SHORT EXERCISE:
Repeat the listing in full. Nothing may be added or left out.

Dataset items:
.....

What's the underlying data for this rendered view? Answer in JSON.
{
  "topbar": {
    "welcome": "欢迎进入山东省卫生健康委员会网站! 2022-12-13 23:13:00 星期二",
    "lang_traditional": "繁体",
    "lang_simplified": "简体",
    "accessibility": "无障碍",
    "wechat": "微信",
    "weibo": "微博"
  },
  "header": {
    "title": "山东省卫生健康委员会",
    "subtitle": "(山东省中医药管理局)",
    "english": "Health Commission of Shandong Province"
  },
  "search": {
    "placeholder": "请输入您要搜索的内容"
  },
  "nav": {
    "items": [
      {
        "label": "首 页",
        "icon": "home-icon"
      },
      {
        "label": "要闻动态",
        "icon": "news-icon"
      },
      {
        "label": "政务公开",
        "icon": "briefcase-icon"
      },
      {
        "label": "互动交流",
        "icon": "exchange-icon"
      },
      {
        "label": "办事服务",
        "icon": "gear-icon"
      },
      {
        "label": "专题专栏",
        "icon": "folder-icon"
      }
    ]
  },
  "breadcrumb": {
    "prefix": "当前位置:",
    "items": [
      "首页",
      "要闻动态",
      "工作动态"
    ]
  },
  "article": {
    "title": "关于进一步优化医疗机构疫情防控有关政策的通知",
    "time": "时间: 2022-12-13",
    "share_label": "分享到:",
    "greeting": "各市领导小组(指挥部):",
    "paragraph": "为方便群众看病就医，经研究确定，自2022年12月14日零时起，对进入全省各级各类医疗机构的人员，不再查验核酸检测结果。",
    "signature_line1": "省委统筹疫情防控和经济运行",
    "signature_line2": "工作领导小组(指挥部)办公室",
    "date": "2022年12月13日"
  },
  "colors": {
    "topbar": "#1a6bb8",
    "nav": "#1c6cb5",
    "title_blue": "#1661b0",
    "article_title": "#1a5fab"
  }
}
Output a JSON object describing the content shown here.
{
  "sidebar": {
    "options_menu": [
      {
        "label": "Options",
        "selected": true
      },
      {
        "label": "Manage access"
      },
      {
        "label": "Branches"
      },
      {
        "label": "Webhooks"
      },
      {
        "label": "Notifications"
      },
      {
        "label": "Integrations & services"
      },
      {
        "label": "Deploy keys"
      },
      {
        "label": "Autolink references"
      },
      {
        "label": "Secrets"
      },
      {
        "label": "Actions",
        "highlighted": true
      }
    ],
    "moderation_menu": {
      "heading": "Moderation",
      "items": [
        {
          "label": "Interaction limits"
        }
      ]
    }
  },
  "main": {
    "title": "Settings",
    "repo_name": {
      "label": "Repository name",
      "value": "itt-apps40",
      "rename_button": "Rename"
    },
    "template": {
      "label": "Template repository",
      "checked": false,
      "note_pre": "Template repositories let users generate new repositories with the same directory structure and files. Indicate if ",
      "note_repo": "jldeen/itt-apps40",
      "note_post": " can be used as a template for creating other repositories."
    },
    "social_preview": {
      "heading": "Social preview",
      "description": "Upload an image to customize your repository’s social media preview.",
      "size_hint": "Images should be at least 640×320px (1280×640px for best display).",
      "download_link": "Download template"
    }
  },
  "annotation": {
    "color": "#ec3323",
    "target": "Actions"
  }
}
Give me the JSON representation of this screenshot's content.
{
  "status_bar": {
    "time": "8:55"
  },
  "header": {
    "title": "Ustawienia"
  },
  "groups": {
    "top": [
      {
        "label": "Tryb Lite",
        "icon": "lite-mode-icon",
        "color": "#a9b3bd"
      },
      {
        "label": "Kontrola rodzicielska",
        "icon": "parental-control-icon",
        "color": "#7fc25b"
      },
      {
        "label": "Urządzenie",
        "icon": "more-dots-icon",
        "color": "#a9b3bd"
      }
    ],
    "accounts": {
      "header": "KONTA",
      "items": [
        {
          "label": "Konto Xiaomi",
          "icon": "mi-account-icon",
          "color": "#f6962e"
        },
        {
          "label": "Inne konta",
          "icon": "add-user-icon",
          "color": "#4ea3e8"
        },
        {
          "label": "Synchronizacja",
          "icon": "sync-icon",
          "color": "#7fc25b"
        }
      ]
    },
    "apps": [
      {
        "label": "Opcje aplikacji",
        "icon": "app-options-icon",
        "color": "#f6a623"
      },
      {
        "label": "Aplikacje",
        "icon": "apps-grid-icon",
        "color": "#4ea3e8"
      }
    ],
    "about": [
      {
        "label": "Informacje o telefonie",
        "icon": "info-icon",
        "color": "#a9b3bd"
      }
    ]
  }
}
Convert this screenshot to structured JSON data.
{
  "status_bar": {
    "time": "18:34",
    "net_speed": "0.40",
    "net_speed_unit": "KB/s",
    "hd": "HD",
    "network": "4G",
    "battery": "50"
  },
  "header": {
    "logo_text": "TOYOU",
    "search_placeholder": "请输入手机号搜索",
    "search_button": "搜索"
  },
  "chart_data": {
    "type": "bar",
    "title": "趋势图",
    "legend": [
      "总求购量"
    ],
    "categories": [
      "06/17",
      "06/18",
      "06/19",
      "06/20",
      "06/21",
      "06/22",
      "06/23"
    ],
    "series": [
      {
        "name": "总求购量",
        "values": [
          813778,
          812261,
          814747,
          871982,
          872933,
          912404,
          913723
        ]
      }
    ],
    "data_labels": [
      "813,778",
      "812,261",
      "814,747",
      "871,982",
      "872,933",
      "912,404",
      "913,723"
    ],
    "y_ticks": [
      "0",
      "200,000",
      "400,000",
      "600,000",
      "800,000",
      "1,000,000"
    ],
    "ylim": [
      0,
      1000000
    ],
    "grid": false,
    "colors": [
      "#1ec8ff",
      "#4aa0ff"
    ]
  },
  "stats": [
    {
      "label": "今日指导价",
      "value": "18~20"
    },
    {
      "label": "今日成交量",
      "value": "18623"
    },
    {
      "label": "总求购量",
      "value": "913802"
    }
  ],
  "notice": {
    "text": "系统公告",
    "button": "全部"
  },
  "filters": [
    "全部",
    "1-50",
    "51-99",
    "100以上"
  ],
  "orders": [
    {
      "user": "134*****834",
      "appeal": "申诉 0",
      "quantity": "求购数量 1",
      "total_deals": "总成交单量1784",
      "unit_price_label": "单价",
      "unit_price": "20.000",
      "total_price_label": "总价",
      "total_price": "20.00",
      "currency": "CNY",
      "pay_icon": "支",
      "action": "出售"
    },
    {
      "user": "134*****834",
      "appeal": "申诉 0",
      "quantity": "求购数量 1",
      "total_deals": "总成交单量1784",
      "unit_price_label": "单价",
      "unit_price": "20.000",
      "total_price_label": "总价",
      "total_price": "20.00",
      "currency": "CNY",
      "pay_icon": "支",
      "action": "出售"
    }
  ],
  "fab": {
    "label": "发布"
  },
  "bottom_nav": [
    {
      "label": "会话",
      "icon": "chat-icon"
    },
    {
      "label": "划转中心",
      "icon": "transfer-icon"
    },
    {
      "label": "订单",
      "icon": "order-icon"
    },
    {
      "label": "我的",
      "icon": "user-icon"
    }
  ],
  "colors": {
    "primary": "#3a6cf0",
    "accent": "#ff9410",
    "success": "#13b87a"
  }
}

.....

CORRECT RESPONSE:
What's the underlying data for this rendered view? Answer in JSON.
{
  "topbar": {
    "welcome": "欢迎进入山东省卫生健康委员会网站! 2022-12-13 23:13:00 星期二",
    "lang_traditional": "繁体",
    "lang_simplified": "简体",
    "accessibility": "无障碍",
    "wechat": "微信",
    "weibo": "微博"
  },
  "header": {
    "title": "山东省卫生健康委员会",
    "subtitle": "(山东省中医药管理局)",
    "english": "Health Commission of Shandong Province"
  },
  "search": {
    "placeholder": "请输入您要搜索的内容"
  },
  "nav": {
    "items": [
      {
        "label": "首 页",
        "icon": "home-icon"
      },
      {
        "label": "要闻动态",
        "icon": "news-icon"
      },
      {
        "label": "政务公开",
        "icon": "briefcase-icon"
      },
      {
        "label": "互动交流",
        "icon": "exchange-icon"
      },
      {
        "label": "办事服务",
        "icon": "gear-icon"
      },
      {
        "label": "专题专栏",
        "icon": "folder-icon"
      }
    ]
  },
  "breadcrumb": {
    "prefix": "当前位置:",
    "items": [
      "首页",
      "要闻动态",
      "工作动态"
    ]
  },
  "article": {
    "title": "关于进一步优化医疗机构疫情防控有关政策的通知",
    "time": "时间: 2022-12-13",
    "share_label": "分享到:",
    "greeting": "各市领导小组(指挥部):",
    "paragraph": "为方便群众看病就医，经研究确定，自2022年12月14日零时起，对进入全省各级各类医疗机构的人员，不再查验核酸检测结果。",
    "signature_line1": "省委统筹疫情防控和经济运行",
    "signature_line2": "工作领导小组(指挥部)办公室",
    "date": "2022年12月13日"
  },
  "colors": {
    "topbar": "#1a6bb8",
    "nav": "#1c6cb5",
    "title_blue": "#1661b0",
    "article_title": "#1a5fab"
  }
}
Output a JSON object describing the content shown here.
{
  "sidebar": {
    "options_menu": [
      {
        "label": "Options",
        "selected": true
      },
      {
        "label": "Manage access"
      },
      {
        "label": "Branches"
      },
      {
        "label": "Webhooks"
      },
      {
        "label": "Notifications"
      },
      {
        "label": "Integrations & services"
      },
      {
        "label": "Deploy keys"
      },
      {
        "label": "Autolink references"
      },
      {
        "label": "Secrets"
      },
      {
        "label": "Actions",
        "highlighted": true
      }
    ],
    "moderation_menu": {
      "heading": "Moderation",
      "items": [
        {
          "label": "Interaction limits"
        }
      ]
    }
  },
  "main": {
    "title": "Settings",
    "repo_name": {
      "label": "Repository name",
      "value": "itt-apps40",
      "rename_button": "Rename"
    },
    "template": {
      "label": "Template repository",
      "checked": false,
      "note_pre": "Template repositories let users generate new repositories with the same directory structure and files. Indicate if ",
      "note_repo": "jldeen/itt-apps40",
      "note_post": " can be used as a template for creating other repositories."
    },
    "social_preview": {
      "heading": "Social preview",
      "description": "Upload an image to customize your repository’s social media preview.",
      "size_hint": "Images should be at least 640×320px (1280×640px for best display).",
      "download_link": "Download template"
    }
  },
  "annotation": {
    "color": "#ec3323",
    "target": "Actions"
  }
}
Give me the JSON representation of this screenshot's content.
{
  "status_bar": {
    "time": "8:55"
  },
  "header": {
    "title": "Ustawienia"
  },
  "groups": {
    "top": [
      {
        "label": "Tryb Lite",
        "icon": "lite-mode-icon",
        "color": "#a9b3bd"
      },
      {
        "label": "Kontrola rodzicielska",
        "icon": "parental-control-icon",
        "color": "#7fc25b"
      },
      {
        "label": "Urządzenie",
        "icon": "more-dots-icon",
        "color": "#a9b3bd"
      }
    ],
    "accounts": {
      "header": "KONTA",
      "items": [
        {
          "label": "Konto Xiaomi",
          "icon": "mi-account-icon",
          "color": "#f6962e"
        },
        {
          "label": "Inne konta",
          "icon": "add-user-icon",
          "color": "#4ea3e8"
        },
        {
          "label": "Synchronizacja",
          "icon": "sync-icon",
          "color": "#7fc25b"
        }
      ]
    },
    "apps": [
      {
        "label": "Opcje aplikacji",
        "icon": "app-options-icon",
        "color": "#f6a623"
      },
      {
        "label": "Aplikacje",
        "icon": "apps-grid-icon",
        "color": "#4ea3e8"
      }
    ],
    "about": [
      {
        "label": "Informacje o telefonie",
        "icon": "info-icon",
        "color": "#a9b3bd"
      }
    ]
  }
}
Convert this screenshot to structured JSON data.
{
  "status_bar": {
    "time": "18:34",
    "net_speed": "0.40",
    "net_speed_unit": "KB/s",
    "hd": "HD",
    "network": "4G",
    "battery": "50"
  },
  "header": {
    "logo_text": "TOYOU",
    "search_placeholder": "请输入手机号搜索",
    "search_button": "搜索"
  },
  "chart_data": {
    "type": "bar",
    "title": "趋势图",
    "legend": [
      "总求购量"
    ],
    "categories": [
      "06/17",
      "06/18",
      "06/19",
      "06/20",
      "06/21",
      "06/22",
      "06/23"
    ],
    "series": [
      {
        "name": "总求购量",
        "values": [
          813778,
          812261,
          814747,
          871982,
          872933,
          912404,
          913723
        ]
      }
    ],
    "data_labels": [
      "813,778",
      "812,261",
      "814,747",
      "871,982",
      "872,933",
      "912,404",
      "913,723"
    ],
    "y_ticks": [
      "0",
      "200,000",
      "400,000",
      "600,000",
      "800,000",
      "1,000,000"
    ],
    "ylim": [
      0,
      1000000
    ],
    "grid": false,
    "colors": [
      "#1ec8ff",
      "#4aa0ff"
    ]
  },
  "stats": [
    {
      "label": "今日指导价",
      "value": "18~20"
    },
    {
      "label": "今日成交量",
      "value": "18623"
    },
    {
      "label": "总求购量",
      "value": "913802"
    }
  ],
  "notice": {
    "text": "系统公告",
    "button": "全部"
  },
  "filters": [
    "全部",
    "1-50",
    "51-99",
    "100以上"
  ],
  "orders": [
    {
      "user": "134*****834",
      "appeal": "申诉 0",
      "quantity": "求购数量 1",
      "total_deals": "总成交单量1784",
      "unit_price_label": "单价",
      "unit_price": "20.000",
      "total_price_label": "总价",
      "total_price": "20.00",
      "currency": "CNY",
      "pay_icon": "支",
      "action": "出售"
    },
    {
      "user": "134*****834",
      "appeal": "申诉 0",
      "quantity": "求购数量 1",
      "total_deals": "总成交单量1784",
      "unit_price_label": "单价",
      "unit_price": "20.000",
      "total_price_label": "总价",
      "total_price": "20.00",
      "currency": "CNY",
      "pay_icon": "支",
      "action": "出售"
    }
  ],
  "fab": {
    "label": "发布"
  },
  "bottom_nav": [
    {
      "label": "会话",
      "icon": "chat-icon"
    },
    {
      "label": "划转中心",
      "icon": "transfer-icon"
    },
    {
      "label": "订单",
      "icon": "order-icon"
    },
    {
      "label": "我的",
      "icon": "user-icon"
    }
  ],
  "colors": {
    "primary": "#3a6cf0",
    "accent": "#ff9410",
    "success": "#13b87a"
  }
}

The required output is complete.